| GIVEN PROBLEM |
Extract the lines that carry the string "image" from the listing.

| PROVIDED RECORDS |
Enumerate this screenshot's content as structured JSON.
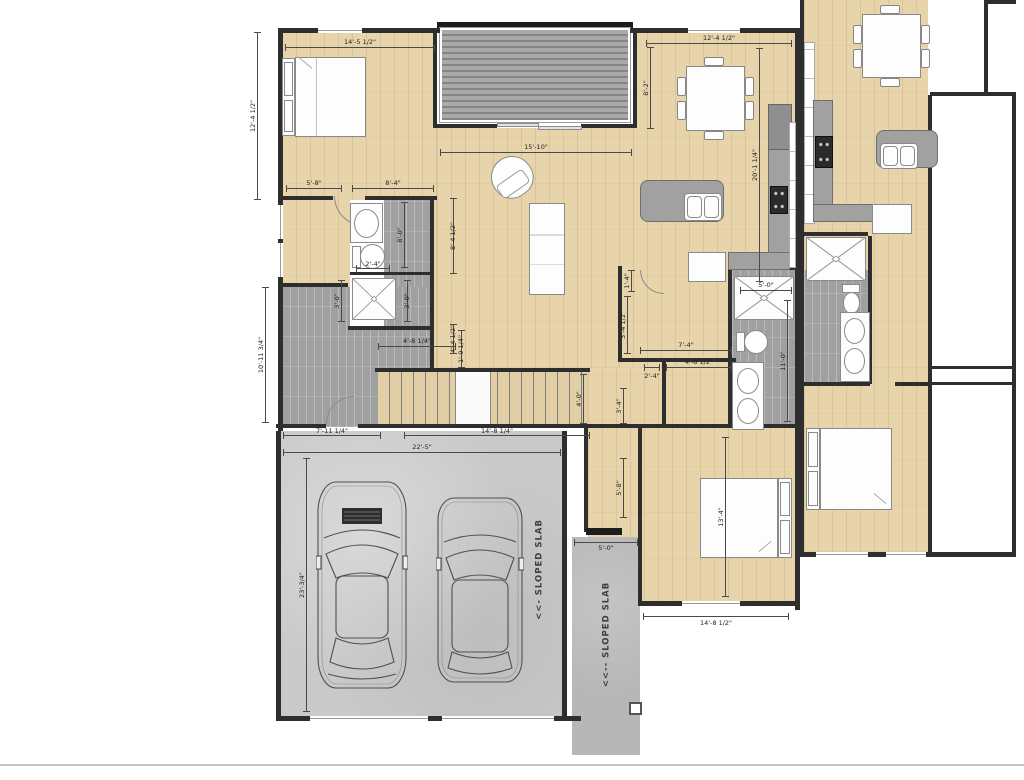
{
  "texts": {
    "slab_garage": "<<- SLOPED SLAB",
    "slab_walkway": "<<-- SLOPED SLAB"
  },
  "dims": {
    "bed1_w": "14'-5 1/2\"",
    "bed1_h": "12'-4 1/2\"",
    "living_w": "15'-10\"",
    "dining_w": "12'-4 1/2\"",
    "dining_h": "8'-2\"",
    "kitchen_run": "20'-1 1/4\"",
    "bath_hall_l": "5'-8\"",
    "bath_hall_r": "8'-4\"",
    "bath_len": "8'-0\"",
    "toilet_w": "2'-4\"",
    "bath_side_u": "8'-4 1/2\"",
    "bath_side_l": "4'-4 1/2\"",
    "shower_w_l": "3'-0\"",
    "shower_w_r": "3'-0\"",
    "mud_h": "10'-11 3/4\"",
    "mud_w": "7'-11 1/4\"",
    "stair_top": "4'-8 1/4\"",
    "stair_nose": "1'-9 1/4\"",
    "stair_w": "14'-8 1/4\"",
    "stair_h": "4'-0\"",
    "garage_w": "22'-5\"",
    "garage_h": "23'-3/4\"",
    "hall_a": "1'-4\"",
    "hall_b": "3'-4 1/2\"",
    "hall_c": "7'-4\"",
    "closet_a": "2'-4\"",
    "closet_b": "4'-8 1/2\"",
    "hall_d": "3'-4\"",
    "hall_e": "5'-8\"",
    "mshower_w": "5'-0\"",
    "mbath_len": "11'-0\"",
    "bed2_h": "13'-4\"",
    "bed2_w": "14'-8 1/2\"",
    "slab_w": "5'-0\""
  }
}
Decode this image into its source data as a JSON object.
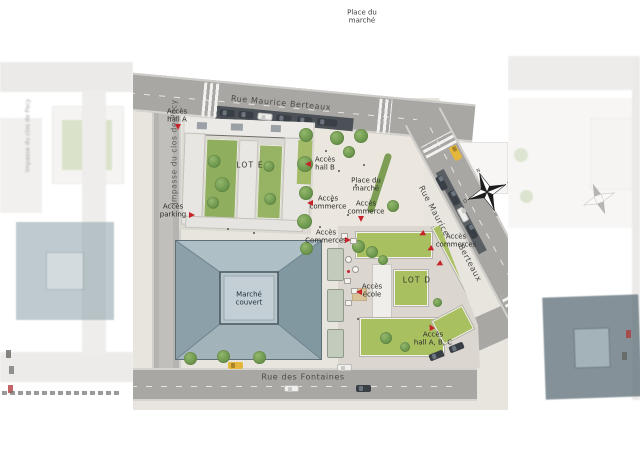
{
  "plan": {
    "top_area": {
      "l1": "Place du",
      "l2": "marché"
    },
    "streets": {
      "maurice_berteaux_top": "Rue Maurice Berteaux",
      "maurice_berteaux_right_1": "Rue Maurice",
      "maurice_berteaux_right_2": "Berteaux",
      "fontaines": "Rue des Fontaines",
      "impasse": "Impasse du clos de Pacy"
    },
    "places": {
      "place_marche_1": "Place du",
      "place_marche_2": "marché",
      "marche_couvert_1": "Marché",
      "marche_couvert_2": "couvert",
      "lot_e": "LOT E",
      "lot_d": "LOT D"
    },
    "access": {
      "hall_a": {
        "l1": "Accès",
        "l2": "hall A"
      },
      "hall_b": {
        "l1": "Accès",
        "l2": "hall B"
      },
      "commerce_w": {
        "l1": "Accès",
        "l2": "commerce"
      },
      "commerce_mid": {
        "l1": "Accès",
        "l2": "commerce"
      },
      "commerces_marche": {
        "l1": "Accès",
        "l2": "Commerces"
      },
      "parking": {
        "l1": "Accès",
        "l2": "parking"
      },
      "ecole": {
        "l1": "Accès",
        "l2": "école"
      },
      "commerces_right": {
        "l1": "Accès",
        "l2": "commerces"
      },
      "hall_abc": {
        "l1": "Accès",
        "l2": "hall A, B, C"
      }
    },
    "compass": {
      "n": "N",
      "e": "E",
      "s": "S",
      "o": "O"
    }
  },
  "colors": {
    "accent_red": "#c8232b",
    "road_gray": "#a9a7a4",
    "ground": "#e8e5df",
    "market_roof": "#8ba0a9",
    "lawn_green": "#a9c060",
    "tree_green": "#6f9a4f",
    "label_dark": "#2b2b28"
  }
}
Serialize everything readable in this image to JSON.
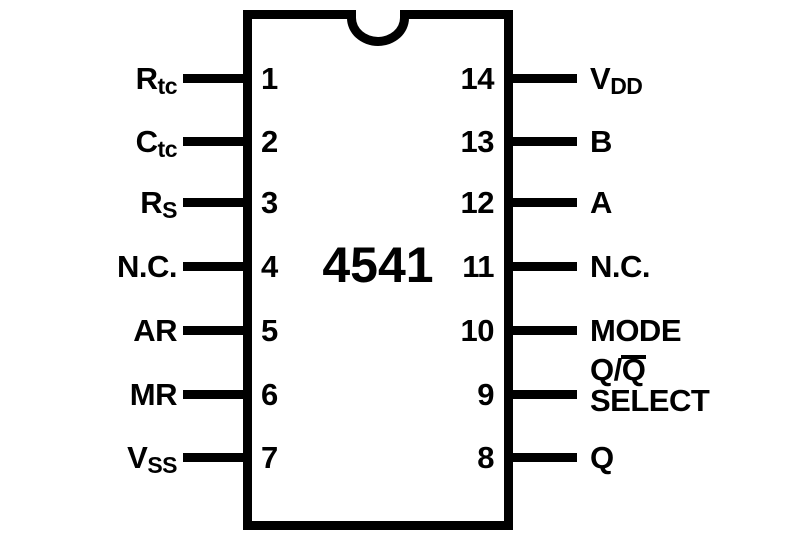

| COMPLETE OUTPUT |
Decode this image into its source data as a JSON object.
Serialize everything readable in this image to JSON.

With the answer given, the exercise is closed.